Task requirements
Omit the pictures from the entries below and retype everything else exactly.

Entries provided
+++

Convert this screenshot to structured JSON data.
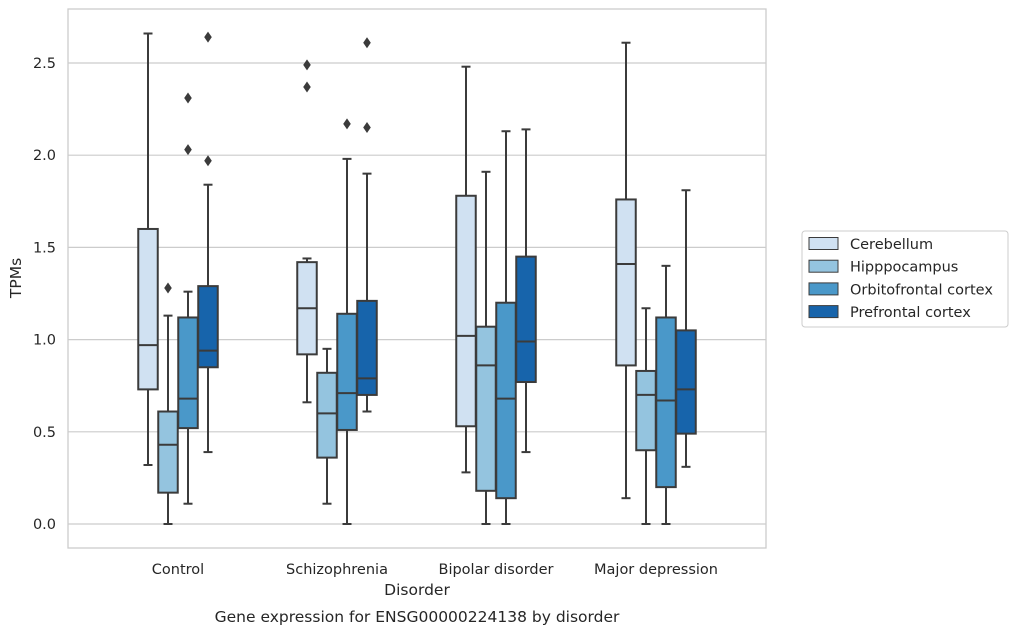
{
  "chart_data": {
    "type": "box",
    "caption": "Gene expression for ENSG00000224138 by disorder",
    "xlabel": "Disorder",
    "ylabel": "TPMs",
    "ylim": [
      -0.13,
      2.8
    ],
    "yticks": [
      0.0,
      0.5,
      1.0,
      1.5,
      2.0,
      2.5
    ],
    "ytick_labels": [
      "0.0",
      "0.5",
      "1.0",
      "1.5",
      "2.0",
      "2.5"
    ],
    "categories": [
      "Control",
      "Schizophrenia",
      "Bipolar disorder",
      "Major depression"
    ],
    "grid": "horizontal",
    "legend_position": "right",
    "colors": {
      "Cerebellum": "#d0e1f2",
      "Hipppocampus": "#94c4df",
      "Orbitofrontal cortex": "#4a98c9",
      "Prefrontal cortex": "#1764ab",
      "box_line": "#3b3b3b",
      "grid": "#cccccc",
      "frame": "#cccccc"
    },
    "series": [
      {
        "name": "Cerebellum",
        "boxes": [
          {
            "whislo": 0.32,
            "q1": 0.73,
            "med": 0.97,
            "q3": 1.6,
            "whishi": 2.66,
            "fliers": []
          },
          {
            "whislo": 0.66,
            "q1": 0.92,
            "med": 1.17,
            "q3": 1.42,
            "whishi": 1.44,
            "fliers": [
              2.37,
              2.49
            ]
          },
          {
            "whislo": 0.28,
            "q1": 0.53,
            "med": 1.02,
            "q3": 1.78,
            "whishi": 2.48,
            "fliers": []
          },
          {
            "whislo": 0.14,
            "q1": 0.86,
            "med": 1.41,
            "q3": 1.76,
            "whishi": 2.61,
            "fliers": []
          }
        ]
      },
      {
        "name": "Hipppocampus",
        "boxes": [
          {
            "whislo": 0.0,
            "q1": 0.17,
            "med": 0.43,
            "q3": 0.61,
            "whishi": 1.13,
            "fliers": [
              1.28
            ]
          },
          {
            "whislo": 0.11,
            "q1": 0.36,
            "med": 0.6,
            "q3": 0.82,
            "whishi": 0.95,
            "fliers": []
          },
          {
            "whislo": 0.0,
            "q1": 0.18,
            "med": 0.86,
            "q3": 1.07,
            "whishi": 1.91,
            "fliers": []
          },
          {
            "whislo": 0.0,
            "q1": 0.4,
            "med": 0.7,
            "q3": 0.83,
            "whishi": 1.17,
            "fliers": []
          }
        ]
      },
      {
        "name": "Orbitofrontal cortex",
        "boxes": [
          {
            "whislo": 0.11,
            "q1": 0.52,
            "med": 0.68,
            "q3": 1.12,
            "whishi": 1.26,
            "fliers": [
              2.03,
              2.31
            ]
          },
          {
            "whislo": 0.0,
            "q1": 0.51,
            "med": 0.71,
            "q3": 1.14,
            "whishi": 1.98,
            "fliers": [
              2.17
            ]
          },
          {
            "whislo": 0.0,
            "q1": 0.14,
            "med": 0.68,
            "q3": 1.2,
            "whishi": 2.13,
            "fliers": []
          },
          {
            "whislo": 0.0,
            "q1": 0.2,
            "med": 0.67,
            "q3": 1.12,
            "whishi": 1.4,
            "fliers": []
          }
        ]
      },
      {
        "name": "Prefrontal cortex",
        "boxes": [
          {
            "whislo": 0.39,
            "q1": 0.85,
            "med": 0.94,
            "q3": 1.29,
            "whishi": 1.84,
            "fliers": [
              1.97,
              2.64
            ]
          },
          {
            "whislo": 0.61,
            "q1": 0.7,
            "med": 0.79,
            "q3": 1.21,
            "whishi": 1.9,
            "fliers": [
              2.15,
              2.61
            ]
          },
          {
            "whislo": 0.39,
            "q1": 0.77,
            "med": 0.99,
            "q3": 1.45,
            "whishi": 2.14,
            "fliers": []
          },
          {
            "whislo": 0.31,
            "q1": 0.49,
            "med": 0.73,
            "q3": 1.05,
            "whishi": 1.81,
            "fliers": []
          }
        ]
      }
    ]
  }
}
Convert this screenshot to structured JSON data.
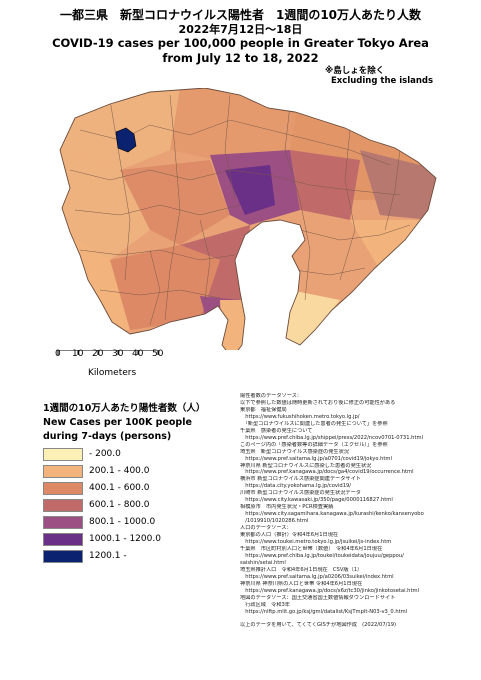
{
  "title_jp": "一都三県　新型コロナウイルス陽性者　1週間の10万人あたり人数",
  "period_jp": "2022年7月12日～18日",
  "title_en": "COVID-19 cases per 100,000 people in Greater Tokyo Area",
  "period_en": "from July 12 to 18, 2022",
  "note_jp": "※島しょを除く",
  "note_en": "Excluding the islands",
  "scale": {
    "ticks": [
      "0",
      "10",
      "20",
      "30",
      "40",
      "50"
    ],
    "unit": "Kilometers"
  },
  "legend": {
    "title_jp": "1週間の10万人あたり陽性者数（人）",
    "title_en_1": "New Cases per 100K people",
    "title_en_2": "during 7-days (persons)",
    "classes": [
      {
        "label": "- 200.0",
        "color": "#fdf0b6"
      },
      {
        "label": "200.1 - 400.0",
        "color": "#f2b47c"
      },
      {
        "label": "400.1 - 600.0",
        "color": "#de8966"
      },
      {
        "label": "600.1 - 800.0",
        "color": "#c06b6a"
      },
      {
        "label": "800.1 - 1000.0",
        "color": "#9b4f83"
      },
      {
        "label": "1000.1 - 1200.0",
        "color": "#6a2f86"
      },
      {
        "label": "1200.1 -",
        "color": "#0b2270"
      }
    ]
  },
  "colors": {
    "sea": "#ffffff",
    "land_default": "#e8a276",
    "boundary": "#7a5a4a"
  },
  "sources": [
    "陽性者数のデータソース：",
    "以下で参照した数値は随時更新されており後に修正の可能性がある",
    "東京都　福祉保健局",
    "　https://www.fukushihoken.metro.tokyo.lg.jp/",
    "　「新型コロナウイルスに関連した患者の発生について」を参照",
    "千葉県　感染者の発生について",
    "　https://www.pref.chiba.lg.jp/shippei/press/2022/ncov0701-0731.html",
    "このページ内の「感染者数等の詳細データ（エクセル）」を参照",
    "埼玉県　新型コロナウイルス感染症の発生状況",
    "　https://www.pref.saitama.lg.jp/a0701/covid19/jokyo.html",
    "神奈川県 新型コロナウイルスに感染した患者の発生状況",
    "　https://www.pref.kanagawa.jp/docs/ga4/covid19/occurrence.html",
    "横浜市 新型コロナウイルス感染症関連データサイト",
    "　https://data.city.yokohama.lg.jp/covid19/",
    "川崎市 新型コロナウイルス感染症の発生状況データ",
    "　https://www.city.kawasaki.jp/350/page/0000116827.html",
    "相模原市　市内発生状況・PCR検査実績",
    "　https://www.city.sagamihara.kanagawa.jp/kurashi/kenko/kansenyobo",
    "　/1019910/1020286.html",
    "人口のデータソース：",
    "東京都の人口（推計）令和4年6月1日現在",
    "　https://www.toukei.metro.tokyo.lg.jp/jsuikei/js-index.htm",
    "千葉県　市区町村別人口と世帯（数値）　令和4年6月1日現在",
    "　https://www.pref.chiba.lg.jp/toukei/toukeidata/joujuu/geppou/",
    "saishin/setai.html",
    "埼玉県推計人口　令和4年6月1日現在　CSV版（1）",
    "　https://www.pref.saitama.lg.jp/a0206/03suikei/index.html",
    "神奈川県 神奈川県の人口と世帯 令和4年6月1日現在",
    "　https://www.pref.kanagawa.jp/docs/x6z/tc30/jinko/jinkotosetai.html",
    "地図のデータソース：国土交通省国土数値情報ダウンロードサイト",
    "　行政区域　令和3年",
    "　https://nlftp.mlit.go.jp/ksj/gml/datalist/KsjTmplt-N03-v3_0.html",
    "",
    "以上のデータを用いて、てくてくGISチが地図作成　(2022/07/19)"
  ]
}
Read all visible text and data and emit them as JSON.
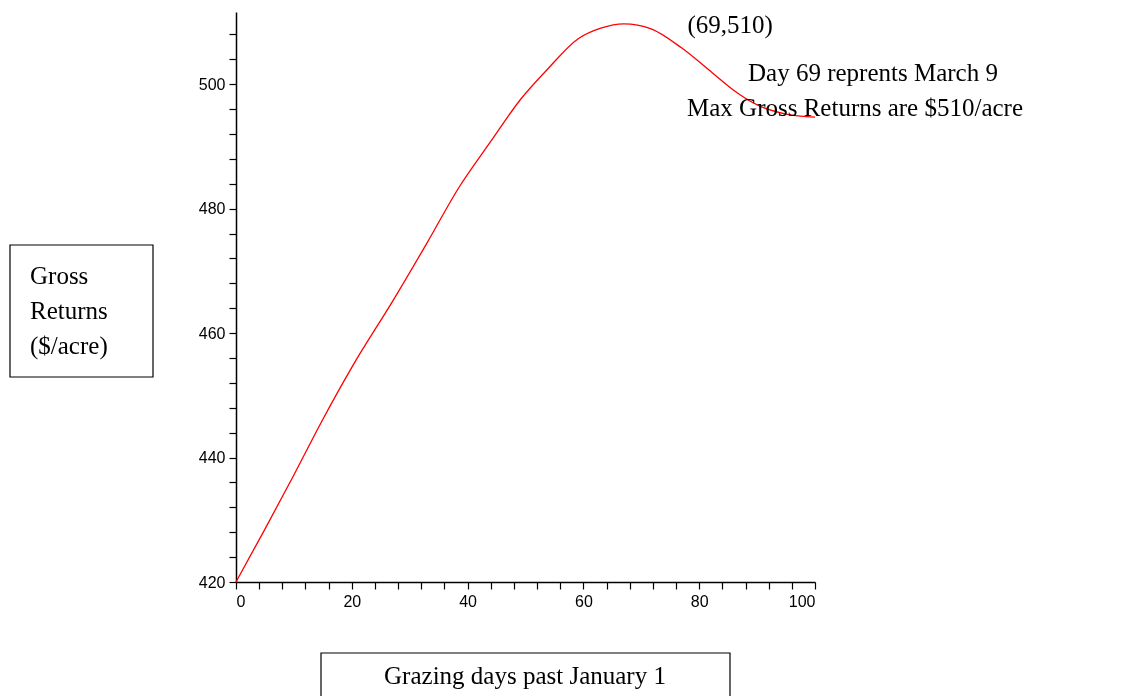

+++

Output of the task
Convert this screenshot to structured JSON data.
{
  "chart_data": {
    "type": "box",
    "caption": "Gene expression for ENSG00000224138 by disorder",
    "xlabel": "Disorder",
    "ylabel": "TPMs",
    "ylim": [
      -0.13,
      2.8
    ],
    "yticks": [
      0.0,
      0.5,
      1.0,
      1.5,
      2.0,
      2.5
    ],
    "ytick_labels": [
      "0.0",
      "0.5",
      "1.0",
      "1.5",
      "2.0",
      "2.5"
    ],
    "categories": [
      "Control",
      "Schizophrenia",
      "Bipolar disorder",
      "Major depression"
    ],
    "grid": "horizontal",
    "legend_position": "right",
    "colors": {
      "Cerebellum": "#d0e1f2",
      "Hipppocampus": "#94c4df",
      "Orbitofrontal cortex": "#4a98c9",
      "Prefrontal cortex": "#1764ab",
      "box_line": "#3b3b3b",
      "grid": "#cccccc",
      "frame": "#cccccc"
    },
    "series": [
      {
        "name": "Cerebellum",
        "boxes": [
          {
            "whislo": 0.32,
            "q1": 0.73,
            "med": 0.97,
            "q3": 1.6,
            "whishi": 2.66,
            "fliers": []
          },
          {
            "whislo": 0.66,
            "q1": 0.92,
            "med": 1.17,
            "q3": 1.42,
            "whishi": 1.44,
            "fliers": [
              2.37,
              2.49
            ]
          },
          {
            "whislo": 0.28,
            "q1": 0.53,
            "med": 1.02,
            "q3": 1.78,
            "whishi": 2.48,
            "fliers": []
          },
          {
            "whislo": 0.14,
            "q1": 0.86,
            "med": 1.41,
            "q3": 1.76,
            "whishi": 2.61,
            "fliers": []
          }
        ]
      },
      {
        "name": "Hipppocampus",
        "boxes": [
          {
            "whislo": 0.0,
            "q1": 0.17,
            "med": 0.43,
            "q3": 0.61,
            "whishi": 1.13,
            "fliers": [
              1.28
            ]
          },
          {
            "whislo": 0.11,
            "q1": 0.36,
            "med": 0.6,
            "q3": 0.82,
            "whishi": 0.95,
            "fliers": []
          },
          {
            "whislo": 0.0,
            "q1": 0.18,
            "med": 0.86,
            "q3": 1.07,
            "whishi": 1.91,
            "fliers": []
          },
          {
            "whislo": 0.0,
            "q1": 0.4,
            "med": 0.7,
            "q3": 0.83,
            "whishi": 1.17,
            "fliers": []
          }
        ]
      },
      {
        "name": "Orbitofrontal cortex",
        "boxes": [
          {
            "whislo": 0.11,
            "q1": 0.52,
            "med": 0.68,
            "q3": 1.12,
            "whishi": 1.26,
            "fliers": [
              2.03,
              2.31
            ]
          },
          {
            "whislo": 0.0,
            "q1": 0.51,
            "med": 0.71,
            "q3": 1.14,
            "whishi": 1.98,
            "fliers": [
              2.17
            ]
          },
          {
            "whislo": 0.0,
            "q1": 0.14,
            "med": 0.68,
            "q3": 1.2,
            "whishi": 2.13,
            "fliers": []
          },
          {
            "whislo": 0.0,
            "q1": 0.2,
            "med": 0.67,
            "q3": 1.12,
            "whishi": 1.4,
            "fliers": []
          }
        ]
      },
      {
        "name": "Prefrontal cortex",
        "boxes": [
          {
            "whislo": 0.39,
            "q1": 0.85,
            "med": 0.94,
            "q3": 1.29,
            "whishi": 1.84,
            "fliers": [
              1.97,
              2.64
            ]
          },
          {
            "whislo": 0.61,
            "q1": 0.7,
            "med": 0.79,
            "q3": 1.21,
            "whishi": 1.9,
            "fliers": [
              2.15,
              2.61
            ]
          },
          {
            "whislo": 0.39,
            "q1": 0.77,
            "med": 0.99,
            "q3": 1.45,
            "whishi": 2.14,
            "fliers": []
          },
          {
            "whislo": 0.31,
            "q1": 0.49,
            "med": 0.73,
            "q3": 1.05,
            "whishi": 1.81,
            "fliers": []
          }
        ]
      }
    ]
  }
}
Convert this screenshot to structured JSON data.
{
  "title_jp": "一都三県　新型コロナウイルス陽性者　1週間の10万人あたり人数",
  "period_jp": "2022年7月12日～18日",
  "title_en": "COVID-19 cases per 100,000 people in Greater Tokyo Area",
  "period_en": "from July 12 to 18, 2022",
  "note_jp": "※島しょを除く",
  "note_en": "Excluding the islands",
  "scale": {
    "ticks": [
      "0",
      "10",
      "20",
      "30",
      "40",
      "50"
    ],
    "unit": "Kilometers"
  },
  "legend": {
    "title_jp": "1週間の10万人あたり陽性者数（人）",
    "title_en_1": "New Cases per 100K people",
    "title_en_2": "during 7-days (persons)",
    "classes": [
      {
        "label": "- 200.0",
        "color": "#fdf0b6"
      },
      {
        "label": "200.1 - 400.0",
        "color": "#f2b47c"
      },
      {
        "label": "400.1 - 600.0",
        "color": "#de8966"
      },
      {
        "label": "600.1 - 800.0",
        "color": "#c06b6a"
      },
      {
        "label": "800.1 - 1000.0",
        "color": "#9b4f83"
      },
      {
        "label": "1000.1 - 1200.0",
        "color": "#6a2f86"
      },
      {
        "label": "1200.1 -",
        "color": "#0b2270"
      }
    ]
  },
  "colors": {
    "sea": "#ffffff",
    "land_default": "#e8a276",
    "boundary": "#7a5a4a"
  },
  "sources": [
    "陽性者数のデータソース：",
    "以下で参照した数値は随時更新されており後に修正の可能性がある",
    "東京都　福祉保健局",
    "　https://www.fukushihoken.metro.tokyo.lg.jp/",
    "　「新型コロナウイルスに関連した患者の発生について」を参照",
    "千葉県　感染者の発生について",
    "　https://www.pref.chiba.lg.jp/shippei/press/2022/ncov0701-0731.html",
    "このページ内の「感染者数等の詳細データ（エクセル）」を参照",
    "埼玉県　新型コロナウイルス感染症の発生状況",
    "　https://www.pref.saitama.lg.jp/a0701/covid19/jokyo.html",
    "神奈川県 新型コロナウイルスに感染した患者の発生状況",
    "　https://www.pref.kanagawa.jp/docs/ga4/covid19/occurrence.html",
    "横浜市 新型コロナウイルス感染症関連データサイト",
    "　https://data.city.yokohama.lg.jp/covid19/",
    "川崎市 新型コロナウイルス感染症の発生状況データ",
    "　https://www.city.kawasaki.jp/350/page/0000116827.html",
    "相模原市　市内発生状況・PCR検査実績",
    "　https://www.city.sagamihara.kanagawa.jp/kurashi/kenko/kansenyobo",
    "　/1019910/1020286.html",
    "人口のデータソース：",
    "東京都の人口（推計）令和4年6月1日現在",
    "　https://www.toukei.metro.tokyo.lg.jp/jsuikei/js-index.htm",
    "千葉県　市区町村別人口と世帯（数値）　令和4年6月1日現在",
    "　https://www.pref.chiba.lg.jp/toukei/toukeidata/joujuu/geppou/",
    "saishin/setai.html",
    "埼玉県推計人口　令和4年6月1日現在　CSV版（1）",
    "　https://www.pref.saitama.lg.jp/a0206/03suikei/index.html",
    "神奈川県 神奈川県の人口と世帯 令和4年6月1日現在",
    "　https://www.pref.kanagawa.jp/docs/x6z/tc30/jinko/jinkotosetai.html",
    "地図のデータソース：国土交通省国土数値情報ダウンロードサイト",
    "　行政区域　令和3年",
    "　https://nlftp.mlit.go.jp/ksj/gml/datalist/KsjTmplt-N03-v3_0.html",
    "",
    "以上のデータを用いて、てくてくGISチが地図作成　(2022/07/19)"
  ]
}
Read all visible text and data and emit them as JSON.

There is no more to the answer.